OSI Model
Overview
The Open Systems Interconnection (OSI) model is a seven-layer framework standardized by ISO (ISO/IEC 7498-1) that describes how network communication works from physical signals to application data. Each layer has a defined role and communicates with the layers directly above and below it. Understanding the OSI model is essential for network troubleshooting, packet analysis, firewall rule design, and attack surface identification.
The TCP/IP model (4 layers) is what the internet actually runs on, but the OSI model provides finer granularity that is useful for analysis and discussion — particularly at layers 1-2 and 5-7 where TCP/IP collapses distinctions.
Key Concepts
Layer 7 — Application
Provides network services directly to end-user applications. This is where users interact with the network.
Protocols: HTTP, HTTPS, FTP, SMTP, DNS, SSH, SNMP, LDAP, SMB
PDU: Data
Security relevance: - Web application attacks target this layer (SQL injection, XSS, CSRF) - Protocol-level vulnerabilities (SMTP open relays, DNS zone transfers) - Application firewalls (WAFs) inspect traffic at this layer - Authentication and authorization happen here
# DNS query — Layer 7 protocol over UDP
dig A example.com
# HTTP request — Layer 7 protocol over TCP
curl -I https://example.com
# SMTP session — direct Layer 7 interaction
nc -v mail.example.com 25
Layer 6 — Presentation
Handles data formatting, encryption, and compression. Ensures data from the application layer is readable by the receiving system.
Functions: TLS/SSL encryption, character encoding (ASCII, UTF-8), data compression, serialization (JSON, XML, ASN.1)
= = = = = = =
§ **SHORT EXERCISE A**:
Which ISO standard number does the OSI model overview give for the seven-layer framework?
§ **SHORT EXERCISE B**:
Reproduce the passage from the OSI model overview starting with "The TCP/IP model" and going on through "with the network.".

Boxed element entries
= = = = = = =
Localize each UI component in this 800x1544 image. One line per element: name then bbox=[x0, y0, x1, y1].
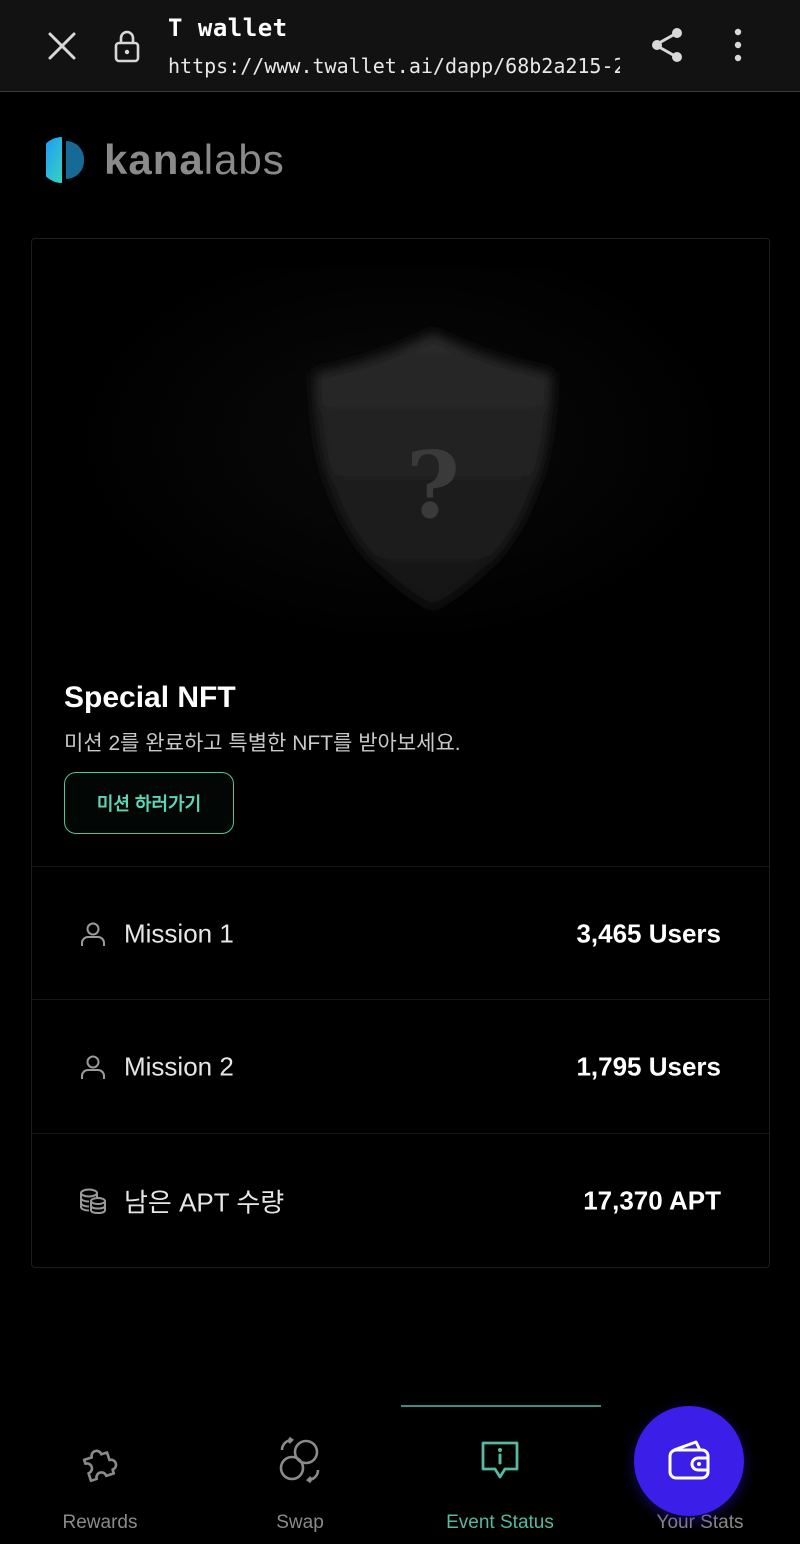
wallet-icon bbox=[668, 1440, 710, 1480]
more-options-icon[interactable] bbox=[718, 22, 758, 68]
event-card: ? Special NFT 미션 2를 완료하고 특별한 NFT를 받아보세요.… bbox=[31, 238, 770, 1268]
mystery-glyph: ? bbox=[406, 431, 460, 539]
coins-icon bbox=[78, 1186, 108, 1216]
kanalabs-logo-mark-icon bbox=[46, 137, 85, 183]
stat-value: 1,795 Users bbox=[576, 1051, 721, 1081]
browser-toolbar: T wallet https://www.twallet.ai/dapp/68b… bbox=[0, 0, 800, 92]
logo-wordmark: kanalabs bbox=[104, 136, 285, 183]
page-title: T wallet bbox=[168, 14, 288, 42]
go-to-mission-button[interactable]: 미션 하러가기 bbox=[64, 772, 234, 834]
nft-image-placeholder: ? bbox=[64, 269, 739, 649]
nft-title: Special NFT bbox=[64, 681, 236, 714]
stat-label: 남은 APT 수량 bbox=[124, 1187, 285, 1217]
url-text[interactable]: https://www.twallet.ai/dapp/68b2a215-28e… bbox=[168, 54, 620, 78]
nav-label: Event Status bbox=[446, 1512, 554, 1533]
stat-label: Mission 1 bbox=[124, 918, 234, 948]
kanalabs-logo: kanalabs bbox=[46, 134, 285, 186]
user-icon bbox=[78, 1052, 108, 1082]
close-icon[interactable] bbox=[40, 24, 84, 68]
stat-label: Mission 2 bbox=[124, 1051, 234, 1081]
nav-label: Your Stats bbox=[656, 1512, 744, 1533]
nft-description: 미션 2를 완료하고 특별한 NFT를 받아보세요. bbox=[64, 732, 461, 755]
active-tab-indicator bbox=[401, 1405, 601, 1407]
stat-row-mission-2: Mission 2 1,795 Users bbox=[32, 999, 769, 1133]
user-icon bbox=[78, 919, 108, 949]
stat-row-remaining-apt: 남은 APT 수량 17,370 APT bbox=[32, 1133, 769, 1267]
stat-row-mission-1: Mission 1 3,465 Users bbox=[32, 866, 769, 1000]
puzzle-icon bbox=[74, 1434, 126, 1486]
wallet-fab-button[interactable] bbox=[634, 1406, 744, 1516]
stat-value: 3,465 Users bbox=[576, 918, 721, 948]
info-chat-icon bbox=[474, 1434, 526, 1486]
nav-tab-rewards[interactable]: Rewards bbox=[0, 1434, 200, 1544]
nav-tab-swap[interactable]: Swap bbox=[200, 1434, 400, 1544]
lock-icon bbox=[110, 24, 144, 68]
stat-value: 17,370 APT bbox=[583, 1185, 721, 1215]
swap-icon bbox=[274, 1434, 326, 1486]
nav-tab-event-status[interactable]: Event Status bbox=[400, 1434, 600, 1544]
share-icon[interactable] bbox=[644, 22, 690, 68]
nav-label: Swap bbox=[276, 1512, 324, 1533]
nav-label: Rewards bbox=[62, 1512, 138, 1533]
= = = = = = =
§ **TASK RESPONSE A**:
ISO/IEC 7498-1

§ **TASK RESPONSE B**:
The TCP/IP model (4 layers) is what the internet actually runs on, but the OSI model provides finer granularity that is useful for analysis and discussion — particularly at layers 1-2 and 5-7 where TCP/IP collapses distinctions.
Key Concepts
Layer 7 — Application
Provides network services directly to end-user applications. This is where users interact with the network.